### Given exercise A
In the SQL tutorial, what does the DISTINCT keyword do?
### Given exercise B
Repeat the SQL tutorial word for word between "Get Unique Categories" and "each tech product).", inclusive.
### Given exercise C
Which SQL functions does the SQL tutorial use in its text manipulation query? List every one.

### Text to read
'''

The AS keyword creates an alias (nickname) for the calculated column. Instead of showing (price * stock) as the column name, it shows total_value.

DISTINCT Keyword

Use DISTINCT to remove duplicate values from results:

Get Unique Categories
SELECT DISTINCT category FROM products;

Result:

Result
+-----------+
| category  |
+-----------+
| Tech      |
| Furniture |
+-----------+

Without DISTINCT, you'd see "Tech" repeated 4 times (for each tech product).

String Operations

SQL provides functions to manipulate text:

Text Manipulation
SELECT 
    UPPER(name) AS name_uppercase,
    LOWER(category) AS category_lowercase,
    CONCAT(name, ' - ', category) AS product_info
FROM products
LIMIT 3;

Result:

Result
+------------------+--------------------+---------------------------+
| name_uppercase   | category_lowercase | product_info              |
+------------------+--------------------+---------------------------+
| LAPTOP PRO 15    | tech               | Laptop Pro 15 - Tech      |
| WIRELESS MOUSE   | tech               | Wireless Mouse - Tech     |
| OFFICE CHAIR     | furniture          | Office Chair - Furniture  |
+------------------+--------------------+---------------------------+

Practice Questions: SELECT Statement

Task: Write a query to select only the name and stock columns from the products table.

Show Solution

Solution:

SELECT name, stock FROM products;

Why This Works:

  • SELECT specifies which columns to retrieve
  • Column names are separated by commas
  • FROM specifies the source table
  • This returns all rows but only the name and stock columns

Task: Write a query that shows each product's name and its price with a 20% discount. Use the alias 'discount_price' for the calculated column.

Show Solution

Solution:

SELECT name, (price * 0.8) AS discount_price
FROM products;

Explanation:

  • Multiplying by 0.8 gives 80% of original price (20% off)

'''

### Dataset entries
'''

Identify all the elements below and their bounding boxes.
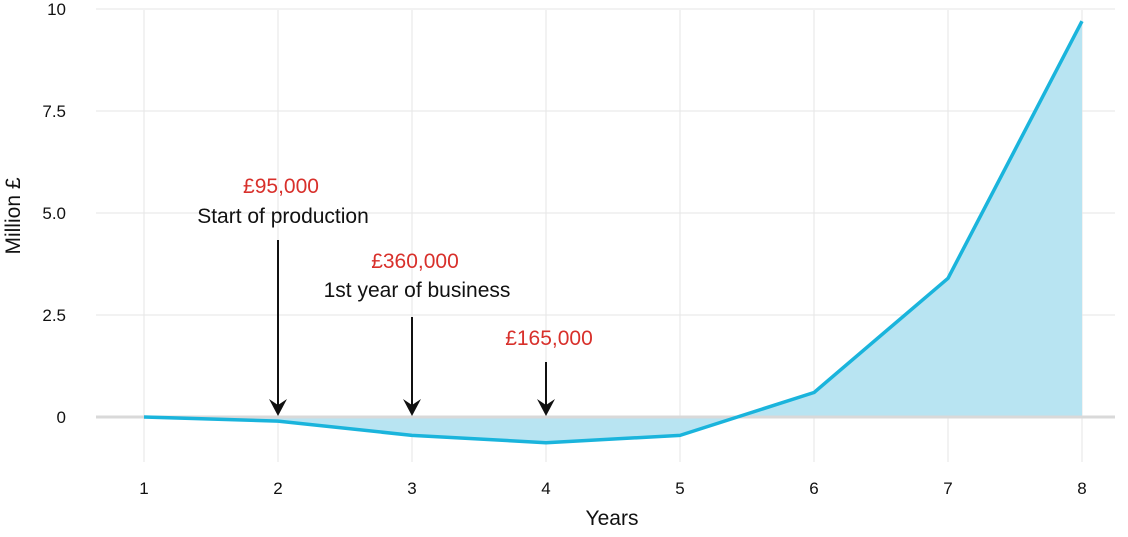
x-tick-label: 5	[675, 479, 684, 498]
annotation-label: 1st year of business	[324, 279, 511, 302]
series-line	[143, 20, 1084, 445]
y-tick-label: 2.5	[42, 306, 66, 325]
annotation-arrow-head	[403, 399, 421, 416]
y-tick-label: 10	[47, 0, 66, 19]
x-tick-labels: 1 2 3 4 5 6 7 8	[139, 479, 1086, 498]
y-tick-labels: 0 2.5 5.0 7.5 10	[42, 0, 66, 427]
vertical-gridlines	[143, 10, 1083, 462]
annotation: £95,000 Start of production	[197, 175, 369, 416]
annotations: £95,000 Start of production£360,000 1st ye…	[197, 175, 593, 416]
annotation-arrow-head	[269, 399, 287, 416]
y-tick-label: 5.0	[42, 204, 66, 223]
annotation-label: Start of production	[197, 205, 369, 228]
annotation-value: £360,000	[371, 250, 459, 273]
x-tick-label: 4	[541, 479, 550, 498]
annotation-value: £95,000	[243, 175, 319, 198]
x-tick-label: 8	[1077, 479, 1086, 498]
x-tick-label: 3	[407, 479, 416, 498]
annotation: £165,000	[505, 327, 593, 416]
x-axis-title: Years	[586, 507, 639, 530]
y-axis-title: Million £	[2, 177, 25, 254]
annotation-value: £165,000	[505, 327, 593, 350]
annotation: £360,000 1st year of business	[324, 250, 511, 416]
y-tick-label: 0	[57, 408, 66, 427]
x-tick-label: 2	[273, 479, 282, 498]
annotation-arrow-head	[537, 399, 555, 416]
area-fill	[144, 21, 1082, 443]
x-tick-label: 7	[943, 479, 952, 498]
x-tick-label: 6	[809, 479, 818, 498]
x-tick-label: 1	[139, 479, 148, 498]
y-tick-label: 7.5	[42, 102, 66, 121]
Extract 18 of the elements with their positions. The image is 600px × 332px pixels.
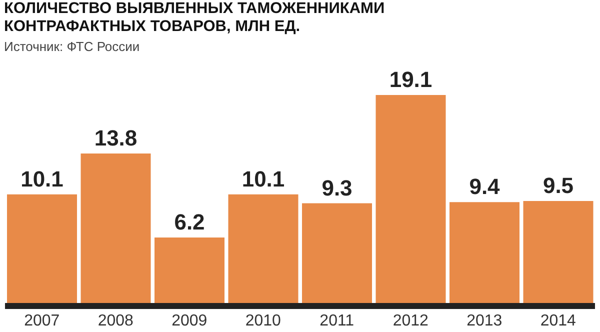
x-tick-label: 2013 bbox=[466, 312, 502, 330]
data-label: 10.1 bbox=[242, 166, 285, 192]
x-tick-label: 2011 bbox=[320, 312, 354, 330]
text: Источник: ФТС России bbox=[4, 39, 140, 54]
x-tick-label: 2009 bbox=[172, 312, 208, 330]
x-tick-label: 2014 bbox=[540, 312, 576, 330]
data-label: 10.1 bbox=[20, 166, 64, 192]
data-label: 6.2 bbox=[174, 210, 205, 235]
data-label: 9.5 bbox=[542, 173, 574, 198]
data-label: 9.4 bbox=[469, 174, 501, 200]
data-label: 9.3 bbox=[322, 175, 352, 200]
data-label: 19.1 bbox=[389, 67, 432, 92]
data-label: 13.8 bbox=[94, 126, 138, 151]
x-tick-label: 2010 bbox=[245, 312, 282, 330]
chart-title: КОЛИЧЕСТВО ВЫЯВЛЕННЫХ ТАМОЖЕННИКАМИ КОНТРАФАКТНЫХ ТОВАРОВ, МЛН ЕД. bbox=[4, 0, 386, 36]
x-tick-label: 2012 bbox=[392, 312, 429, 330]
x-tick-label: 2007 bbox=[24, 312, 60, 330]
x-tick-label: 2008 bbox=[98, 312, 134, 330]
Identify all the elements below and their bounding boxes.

'''

### Right answer A
It removes duplicate values from results.

### Right answer B
Get Unique Categories
SELECT DISTINCT category FROM products;

Result:

Result
+-----------+
| category  |
+-----------+
| Tech      |
| Furniture |
+-----------+

Without DISTINCT, you'd see "Tech" repeated 4 times (for each tech product).

### Right answer C
UPPER, LOWER, CONCAT